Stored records
------------------------------------------------------------------------

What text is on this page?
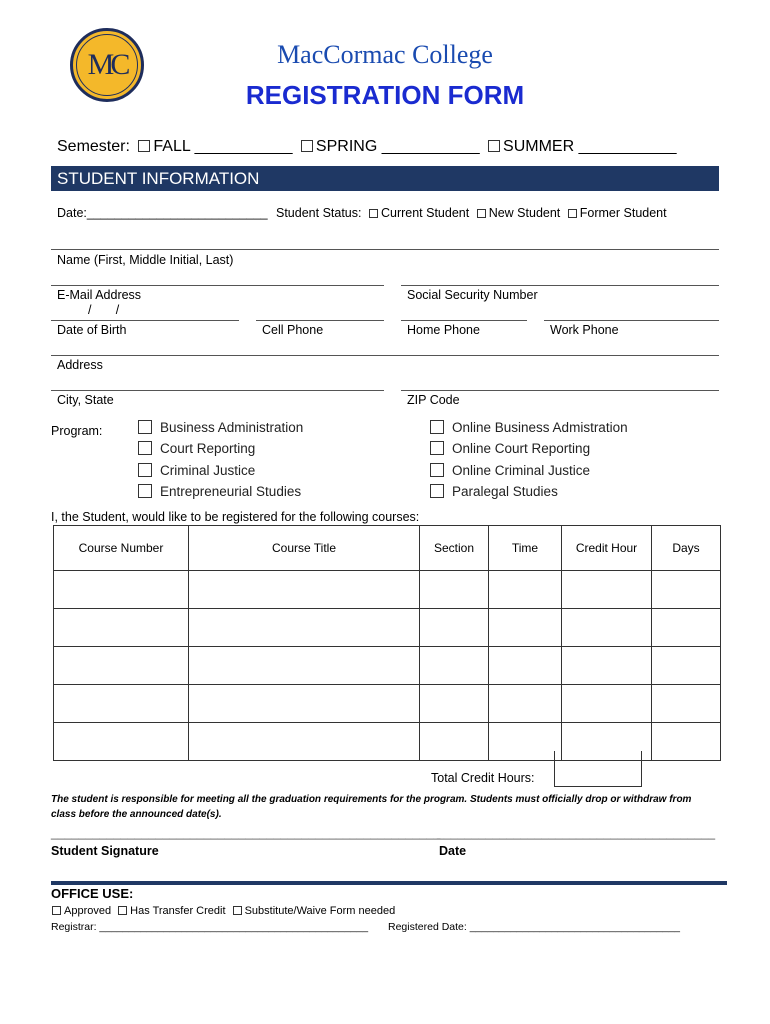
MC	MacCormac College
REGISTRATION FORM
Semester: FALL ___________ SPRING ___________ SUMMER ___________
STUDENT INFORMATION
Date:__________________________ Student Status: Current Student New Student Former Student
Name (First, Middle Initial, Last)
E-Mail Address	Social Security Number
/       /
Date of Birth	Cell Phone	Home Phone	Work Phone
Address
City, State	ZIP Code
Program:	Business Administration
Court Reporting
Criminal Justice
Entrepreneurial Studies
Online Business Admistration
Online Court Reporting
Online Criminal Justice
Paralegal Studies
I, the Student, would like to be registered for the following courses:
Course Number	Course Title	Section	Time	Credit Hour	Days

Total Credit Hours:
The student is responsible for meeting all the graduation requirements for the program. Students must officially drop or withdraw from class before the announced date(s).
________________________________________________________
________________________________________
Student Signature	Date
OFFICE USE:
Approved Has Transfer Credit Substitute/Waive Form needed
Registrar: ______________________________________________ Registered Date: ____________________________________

------------------------------------------------------------------------

▶ **What needs to be done**
Make an exact copy of the data above, pictures excluded.

▶ **Exercise answer**
What text is on this page?
MC	MacCormac College
REGISTRATION FORM
Semester: FALL ___________ SPRING ___________ SUMMER ___________
STUDENT INFORMATION
Date:__________________________ Student Status: Current Student New Student Former Student
Name (First, Middle Initial, Last)
E-Mail Address	Social Security Number
/       /
Date of Birth	Cell Phone	Home Phone	Work Phone
Address
City, State	ZIP Code
Program:	Business Administration
Court Reporting
Criminal Justice
Entrepreneurial Studies
Online Business Admistration
Online Court Reporting
Online Criminal Justice
Paralegal Studies
I, the Student, would like to be registered for the following courses:
Course Number	Course Title	Section	Time	Credit Hour	Days

Total Credit Hours:
The student is responsible for meeting all the graduation requirements for the program. Students must officially drop or withdraw from class before the announced date(s).
________________________________________________________
________________________________________
Student Signature	Date
OFFICE USE:
Approved Has Transfer Credit Substitute/Waive Form needed
Registrar: ______________________________________________ Registered Date: ____________________________________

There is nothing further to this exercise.